= Given problem =
Select every line below containing the word "Coordinate".

[Collection entries]
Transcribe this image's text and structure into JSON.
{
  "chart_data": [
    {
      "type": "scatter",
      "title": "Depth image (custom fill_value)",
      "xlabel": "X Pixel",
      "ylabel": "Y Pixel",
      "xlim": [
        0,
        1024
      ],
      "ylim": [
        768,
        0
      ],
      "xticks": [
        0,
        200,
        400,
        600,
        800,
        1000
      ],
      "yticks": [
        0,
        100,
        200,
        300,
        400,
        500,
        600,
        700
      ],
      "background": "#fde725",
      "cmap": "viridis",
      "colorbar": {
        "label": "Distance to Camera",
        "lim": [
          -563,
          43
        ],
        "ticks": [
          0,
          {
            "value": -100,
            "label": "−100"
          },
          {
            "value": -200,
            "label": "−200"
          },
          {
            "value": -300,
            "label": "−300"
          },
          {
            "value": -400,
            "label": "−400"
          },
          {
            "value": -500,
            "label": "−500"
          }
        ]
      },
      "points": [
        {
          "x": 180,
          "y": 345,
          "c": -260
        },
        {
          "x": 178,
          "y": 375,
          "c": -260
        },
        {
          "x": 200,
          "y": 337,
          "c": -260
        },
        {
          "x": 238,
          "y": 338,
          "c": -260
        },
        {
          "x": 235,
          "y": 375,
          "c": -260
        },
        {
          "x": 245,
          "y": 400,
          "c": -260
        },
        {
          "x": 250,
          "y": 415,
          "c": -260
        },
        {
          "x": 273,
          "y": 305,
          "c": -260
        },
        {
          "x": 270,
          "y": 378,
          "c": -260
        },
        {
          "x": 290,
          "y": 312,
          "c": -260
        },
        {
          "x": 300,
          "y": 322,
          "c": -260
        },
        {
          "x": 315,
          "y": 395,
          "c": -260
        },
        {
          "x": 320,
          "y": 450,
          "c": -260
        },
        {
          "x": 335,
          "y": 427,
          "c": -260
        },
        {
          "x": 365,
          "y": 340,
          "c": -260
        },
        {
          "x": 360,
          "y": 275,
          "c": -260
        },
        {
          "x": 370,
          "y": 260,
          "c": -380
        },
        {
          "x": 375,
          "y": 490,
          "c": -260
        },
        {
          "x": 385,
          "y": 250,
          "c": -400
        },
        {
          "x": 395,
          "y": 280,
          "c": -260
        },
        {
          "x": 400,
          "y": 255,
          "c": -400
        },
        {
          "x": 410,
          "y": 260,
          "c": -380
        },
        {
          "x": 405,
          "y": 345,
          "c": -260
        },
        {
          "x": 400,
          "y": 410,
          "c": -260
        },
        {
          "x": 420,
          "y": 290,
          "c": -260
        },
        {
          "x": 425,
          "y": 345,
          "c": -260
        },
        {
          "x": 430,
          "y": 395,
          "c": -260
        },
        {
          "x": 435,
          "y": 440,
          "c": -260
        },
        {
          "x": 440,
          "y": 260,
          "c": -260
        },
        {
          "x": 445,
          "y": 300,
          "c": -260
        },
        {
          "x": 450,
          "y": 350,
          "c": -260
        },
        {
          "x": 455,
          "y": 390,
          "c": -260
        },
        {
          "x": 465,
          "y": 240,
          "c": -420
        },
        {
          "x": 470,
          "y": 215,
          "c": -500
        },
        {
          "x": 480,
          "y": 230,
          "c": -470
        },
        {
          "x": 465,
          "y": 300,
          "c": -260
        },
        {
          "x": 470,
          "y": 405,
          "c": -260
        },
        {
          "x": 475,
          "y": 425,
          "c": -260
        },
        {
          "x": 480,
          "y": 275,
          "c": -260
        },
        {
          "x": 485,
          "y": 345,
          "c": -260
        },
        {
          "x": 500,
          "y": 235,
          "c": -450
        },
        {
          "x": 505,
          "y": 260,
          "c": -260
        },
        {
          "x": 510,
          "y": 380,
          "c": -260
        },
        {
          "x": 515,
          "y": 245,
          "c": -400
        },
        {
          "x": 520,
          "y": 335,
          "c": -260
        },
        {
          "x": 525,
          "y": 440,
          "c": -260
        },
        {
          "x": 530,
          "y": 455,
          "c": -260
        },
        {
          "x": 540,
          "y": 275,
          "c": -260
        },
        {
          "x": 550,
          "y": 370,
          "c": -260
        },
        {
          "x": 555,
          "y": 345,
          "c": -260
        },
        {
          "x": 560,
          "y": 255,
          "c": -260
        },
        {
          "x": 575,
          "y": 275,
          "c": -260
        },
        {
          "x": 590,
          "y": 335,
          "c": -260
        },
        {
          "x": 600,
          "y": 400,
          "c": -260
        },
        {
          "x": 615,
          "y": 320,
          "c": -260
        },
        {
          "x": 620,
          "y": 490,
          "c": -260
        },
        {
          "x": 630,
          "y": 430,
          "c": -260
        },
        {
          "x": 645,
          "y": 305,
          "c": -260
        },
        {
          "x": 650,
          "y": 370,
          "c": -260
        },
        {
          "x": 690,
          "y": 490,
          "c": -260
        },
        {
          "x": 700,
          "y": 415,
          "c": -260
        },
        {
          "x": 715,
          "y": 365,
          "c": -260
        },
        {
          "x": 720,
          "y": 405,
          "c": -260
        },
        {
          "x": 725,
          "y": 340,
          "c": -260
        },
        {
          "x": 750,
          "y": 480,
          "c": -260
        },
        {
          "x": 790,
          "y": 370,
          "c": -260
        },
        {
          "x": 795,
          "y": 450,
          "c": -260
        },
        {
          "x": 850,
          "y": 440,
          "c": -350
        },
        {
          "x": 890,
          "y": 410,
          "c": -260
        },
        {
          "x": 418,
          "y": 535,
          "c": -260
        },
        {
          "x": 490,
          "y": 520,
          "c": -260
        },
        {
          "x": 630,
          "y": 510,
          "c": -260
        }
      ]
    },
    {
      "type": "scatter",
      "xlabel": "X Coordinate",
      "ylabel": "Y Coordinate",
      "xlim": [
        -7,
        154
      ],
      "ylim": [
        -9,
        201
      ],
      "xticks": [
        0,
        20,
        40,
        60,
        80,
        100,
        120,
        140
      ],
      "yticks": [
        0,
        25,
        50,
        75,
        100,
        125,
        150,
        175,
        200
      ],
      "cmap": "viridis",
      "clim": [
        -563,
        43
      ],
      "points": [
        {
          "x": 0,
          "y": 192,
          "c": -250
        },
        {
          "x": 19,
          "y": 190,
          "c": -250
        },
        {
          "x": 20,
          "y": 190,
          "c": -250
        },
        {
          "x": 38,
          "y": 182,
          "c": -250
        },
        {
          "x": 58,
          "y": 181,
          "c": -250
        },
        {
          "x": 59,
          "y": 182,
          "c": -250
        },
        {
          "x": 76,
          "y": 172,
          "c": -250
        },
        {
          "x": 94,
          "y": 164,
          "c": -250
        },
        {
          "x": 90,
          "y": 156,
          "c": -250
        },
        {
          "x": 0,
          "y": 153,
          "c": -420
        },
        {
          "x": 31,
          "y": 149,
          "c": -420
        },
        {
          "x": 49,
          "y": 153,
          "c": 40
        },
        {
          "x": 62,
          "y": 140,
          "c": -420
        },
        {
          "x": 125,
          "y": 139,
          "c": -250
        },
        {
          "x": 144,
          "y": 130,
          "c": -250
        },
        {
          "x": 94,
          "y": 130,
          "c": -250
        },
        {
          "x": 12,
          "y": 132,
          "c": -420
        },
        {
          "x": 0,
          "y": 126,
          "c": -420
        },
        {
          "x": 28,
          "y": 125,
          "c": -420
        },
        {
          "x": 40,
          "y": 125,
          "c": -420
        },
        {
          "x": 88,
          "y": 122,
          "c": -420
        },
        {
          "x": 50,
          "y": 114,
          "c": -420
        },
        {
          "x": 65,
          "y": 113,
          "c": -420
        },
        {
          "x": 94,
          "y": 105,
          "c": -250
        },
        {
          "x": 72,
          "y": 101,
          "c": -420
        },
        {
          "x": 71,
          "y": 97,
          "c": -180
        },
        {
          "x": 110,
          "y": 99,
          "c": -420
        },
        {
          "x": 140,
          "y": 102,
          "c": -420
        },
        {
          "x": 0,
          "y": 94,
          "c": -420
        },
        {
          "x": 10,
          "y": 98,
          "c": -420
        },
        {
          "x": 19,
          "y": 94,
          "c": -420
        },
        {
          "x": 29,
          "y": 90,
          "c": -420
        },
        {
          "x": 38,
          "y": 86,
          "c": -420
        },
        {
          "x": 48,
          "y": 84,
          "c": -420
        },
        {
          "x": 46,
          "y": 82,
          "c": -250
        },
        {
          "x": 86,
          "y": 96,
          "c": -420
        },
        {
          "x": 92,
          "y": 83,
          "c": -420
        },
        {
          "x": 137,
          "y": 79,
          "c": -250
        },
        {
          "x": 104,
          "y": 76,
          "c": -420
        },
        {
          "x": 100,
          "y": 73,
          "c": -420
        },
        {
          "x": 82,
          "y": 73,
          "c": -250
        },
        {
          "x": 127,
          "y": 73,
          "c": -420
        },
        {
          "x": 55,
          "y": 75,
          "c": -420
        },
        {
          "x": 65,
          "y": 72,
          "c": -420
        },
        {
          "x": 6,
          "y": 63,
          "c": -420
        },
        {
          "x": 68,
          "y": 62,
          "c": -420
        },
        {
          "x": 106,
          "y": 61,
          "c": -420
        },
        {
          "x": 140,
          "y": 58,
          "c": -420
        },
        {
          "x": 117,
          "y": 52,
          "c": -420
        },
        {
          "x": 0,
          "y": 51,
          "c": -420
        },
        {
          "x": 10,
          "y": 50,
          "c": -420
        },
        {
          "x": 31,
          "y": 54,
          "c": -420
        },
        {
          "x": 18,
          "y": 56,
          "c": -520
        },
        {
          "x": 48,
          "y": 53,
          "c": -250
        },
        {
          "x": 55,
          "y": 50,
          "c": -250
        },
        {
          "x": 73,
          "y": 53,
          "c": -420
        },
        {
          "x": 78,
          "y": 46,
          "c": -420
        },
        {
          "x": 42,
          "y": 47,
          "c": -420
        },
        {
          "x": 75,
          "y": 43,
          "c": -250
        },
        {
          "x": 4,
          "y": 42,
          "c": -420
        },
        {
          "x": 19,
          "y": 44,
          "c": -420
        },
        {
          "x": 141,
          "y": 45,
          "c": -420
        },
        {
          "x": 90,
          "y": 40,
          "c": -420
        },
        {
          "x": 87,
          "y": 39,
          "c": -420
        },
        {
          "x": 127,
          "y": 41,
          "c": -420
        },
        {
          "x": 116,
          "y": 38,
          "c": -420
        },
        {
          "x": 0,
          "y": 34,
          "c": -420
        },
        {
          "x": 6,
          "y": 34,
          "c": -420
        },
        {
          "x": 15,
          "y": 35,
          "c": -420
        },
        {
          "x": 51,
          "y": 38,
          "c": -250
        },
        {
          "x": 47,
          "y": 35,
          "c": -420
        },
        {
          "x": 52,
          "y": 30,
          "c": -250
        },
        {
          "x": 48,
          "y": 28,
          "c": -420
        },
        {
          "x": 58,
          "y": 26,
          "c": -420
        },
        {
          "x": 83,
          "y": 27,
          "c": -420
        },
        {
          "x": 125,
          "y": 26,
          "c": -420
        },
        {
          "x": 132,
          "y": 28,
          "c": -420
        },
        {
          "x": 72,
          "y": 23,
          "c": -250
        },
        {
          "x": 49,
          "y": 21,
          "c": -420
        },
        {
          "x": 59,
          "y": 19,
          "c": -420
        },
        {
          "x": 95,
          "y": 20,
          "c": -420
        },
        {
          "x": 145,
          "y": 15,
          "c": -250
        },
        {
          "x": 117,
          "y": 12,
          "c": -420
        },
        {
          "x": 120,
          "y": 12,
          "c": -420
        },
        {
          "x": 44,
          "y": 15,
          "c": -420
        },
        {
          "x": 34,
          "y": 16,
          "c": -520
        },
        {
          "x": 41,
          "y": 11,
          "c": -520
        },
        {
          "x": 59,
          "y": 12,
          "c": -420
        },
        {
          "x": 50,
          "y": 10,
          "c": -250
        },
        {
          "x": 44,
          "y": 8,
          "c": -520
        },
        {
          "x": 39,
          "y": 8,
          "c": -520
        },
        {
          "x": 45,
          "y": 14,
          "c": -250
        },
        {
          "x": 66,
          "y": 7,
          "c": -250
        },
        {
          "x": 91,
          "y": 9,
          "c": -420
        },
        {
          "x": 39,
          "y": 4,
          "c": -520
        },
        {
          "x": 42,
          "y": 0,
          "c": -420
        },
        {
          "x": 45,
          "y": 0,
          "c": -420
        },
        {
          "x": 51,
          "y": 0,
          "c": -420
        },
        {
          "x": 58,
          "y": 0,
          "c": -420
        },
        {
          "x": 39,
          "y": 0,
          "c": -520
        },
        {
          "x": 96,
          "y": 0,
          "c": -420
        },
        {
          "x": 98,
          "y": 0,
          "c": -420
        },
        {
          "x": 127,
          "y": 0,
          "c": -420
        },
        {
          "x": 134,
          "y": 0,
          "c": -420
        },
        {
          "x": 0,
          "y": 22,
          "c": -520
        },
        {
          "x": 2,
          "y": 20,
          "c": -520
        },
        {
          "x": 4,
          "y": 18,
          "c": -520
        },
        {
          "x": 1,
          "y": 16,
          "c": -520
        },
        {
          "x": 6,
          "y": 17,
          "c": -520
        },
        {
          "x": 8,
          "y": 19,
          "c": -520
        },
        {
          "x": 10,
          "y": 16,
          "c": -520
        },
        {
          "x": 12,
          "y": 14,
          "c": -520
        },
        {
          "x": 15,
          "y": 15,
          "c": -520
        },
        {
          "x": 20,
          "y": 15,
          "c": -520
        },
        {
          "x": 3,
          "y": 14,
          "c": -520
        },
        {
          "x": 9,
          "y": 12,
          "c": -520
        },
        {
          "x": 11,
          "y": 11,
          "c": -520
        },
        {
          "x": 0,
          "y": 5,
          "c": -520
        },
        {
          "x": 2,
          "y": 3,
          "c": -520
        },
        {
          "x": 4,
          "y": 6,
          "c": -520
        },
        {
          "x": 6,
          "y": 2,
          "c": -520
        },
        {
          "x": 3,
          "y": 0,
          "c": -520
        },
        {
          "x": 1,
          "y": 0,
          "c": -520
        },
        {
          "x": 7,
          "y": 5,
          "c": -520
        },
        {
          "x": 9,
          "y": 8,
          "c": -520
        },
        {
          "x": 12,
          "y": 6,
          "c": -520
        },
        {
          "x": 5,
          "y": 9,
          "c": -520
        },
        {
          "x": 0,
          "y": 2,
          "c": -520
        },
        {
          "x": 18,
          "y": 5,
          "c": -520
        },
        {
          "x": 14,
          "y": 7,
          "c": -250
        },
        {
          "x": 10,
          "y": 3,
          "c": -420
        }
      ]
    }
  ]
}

= Answer to this problem =
      "xlabel": "X Coordinate",
      "ylabel": "Y Coordinate",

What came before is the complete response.